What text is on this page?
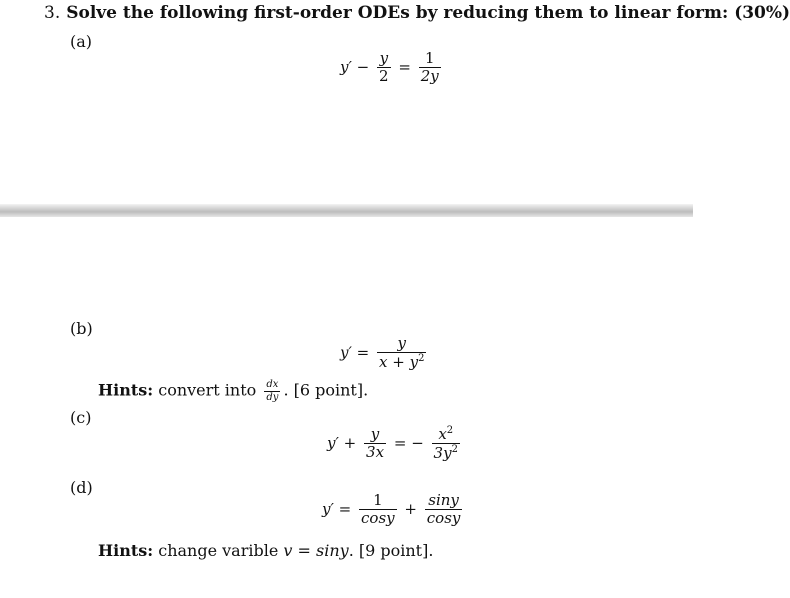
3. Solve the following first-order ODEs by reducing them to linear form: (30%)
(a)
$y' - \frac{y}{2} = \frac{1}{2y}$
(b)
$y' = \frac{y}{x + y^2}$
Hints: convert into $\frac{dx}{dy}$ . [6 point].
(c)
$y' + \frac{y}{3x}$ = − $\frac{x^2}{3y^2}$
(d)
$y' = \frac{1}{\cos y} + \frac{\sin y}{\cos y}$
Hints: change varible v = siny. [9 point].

*****

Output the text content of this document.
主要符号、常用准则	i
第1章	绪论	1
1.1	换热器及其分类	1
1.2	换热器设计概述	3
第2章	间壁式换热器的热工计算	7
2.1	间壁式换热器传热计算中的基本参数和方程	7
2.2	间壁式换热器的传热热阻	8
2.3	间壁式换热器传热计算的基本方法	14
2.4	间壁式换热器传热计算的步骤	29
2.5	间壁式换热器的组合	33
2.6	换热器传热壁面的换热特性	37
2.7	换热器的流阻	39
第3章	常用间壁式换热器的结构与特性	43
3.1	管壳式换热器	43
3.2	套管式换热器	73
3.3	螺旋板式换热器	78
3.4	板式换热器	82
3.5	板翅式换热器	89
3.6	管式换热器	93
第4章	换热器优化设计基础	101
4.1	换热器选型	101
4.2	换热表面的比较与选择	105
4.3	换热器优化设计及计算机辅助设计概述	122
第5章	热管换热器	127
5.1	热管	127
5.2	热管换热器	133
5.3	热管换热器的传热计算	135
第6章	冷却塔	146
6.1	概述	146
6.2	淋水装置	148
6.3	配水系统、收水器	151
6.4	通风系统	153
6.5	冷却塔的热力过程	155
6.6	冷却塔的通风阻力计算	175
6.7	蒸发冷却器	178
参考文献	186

*****

## CHALLENGE
Go through the listing above and list every line that has the word "this".

## RIGHT ANSWER
What text is on this page?
Output the text content of this document.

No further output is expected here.